-- start Records provided --
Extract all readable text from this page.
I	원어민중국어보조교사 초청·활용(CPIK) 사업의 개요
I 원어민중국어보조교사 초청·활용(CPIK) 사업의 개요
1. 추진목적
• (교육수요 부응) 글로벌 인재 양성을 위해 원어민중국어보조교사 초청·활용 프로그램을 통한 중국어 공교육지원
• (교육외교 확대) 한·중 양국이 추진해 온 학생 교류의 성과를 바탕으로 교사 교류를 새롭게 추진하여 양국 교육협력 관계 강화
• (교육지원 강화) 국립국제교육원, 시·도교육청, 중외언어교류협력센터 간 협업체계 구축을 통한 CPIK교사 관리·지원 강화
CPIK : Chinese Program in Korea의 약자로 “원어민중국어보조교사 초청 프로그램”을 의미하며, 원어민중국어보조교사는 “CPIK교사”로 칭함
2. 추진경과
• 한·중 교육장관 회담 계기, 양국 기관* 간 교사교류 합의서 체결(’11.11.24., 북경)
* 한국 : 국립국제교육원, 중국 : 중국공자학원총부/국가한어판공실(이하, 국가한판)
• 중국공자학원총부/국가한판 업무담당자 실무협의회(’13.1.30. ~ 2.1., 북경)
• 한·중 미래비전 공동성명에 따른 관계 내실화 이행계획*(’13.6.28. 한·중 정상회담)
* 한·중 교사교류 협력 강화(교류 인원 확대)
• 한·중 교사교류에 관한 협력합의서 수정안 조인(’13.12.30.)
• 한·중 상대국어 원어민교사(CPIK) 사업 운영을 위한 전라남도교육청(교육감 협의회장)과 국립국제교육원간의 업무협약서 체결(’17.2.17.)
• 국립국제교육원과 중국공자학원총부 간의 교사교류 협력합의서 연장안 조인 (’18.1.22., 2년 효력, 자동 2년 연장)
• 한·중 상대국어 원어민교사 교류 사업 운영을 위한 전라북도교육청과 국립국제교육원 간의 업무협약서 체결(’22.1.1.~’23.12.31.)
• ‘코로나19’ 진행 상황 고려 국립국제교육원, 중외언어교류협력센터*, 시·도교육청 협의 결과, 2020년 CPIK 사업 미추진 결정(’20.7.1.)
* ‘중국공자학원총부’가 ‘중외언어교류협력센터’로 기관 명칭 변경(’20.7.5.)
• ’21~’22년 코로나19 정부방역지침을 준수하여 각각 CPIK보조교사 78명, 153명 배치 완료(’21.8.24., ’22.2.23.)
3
-- end Records provided --
To do: Find the word "원어민교사" in the entries above and gather every line that holds it.

Result of the task:
• 한·중 상대국어 원어민교사(CPIK) 사업 운영을 위한 전라남도교육청(교육감 협의회장)과 국립국제교육원간의 업무협약서 체결(’17.2.17.)
• 한·중 상대국어 원어민교사 교류 사업 운영을 위한 전라북도교육청과 국립국제교육원 간의 업무협약서 체결(’22.1.1.~’23.12.31.)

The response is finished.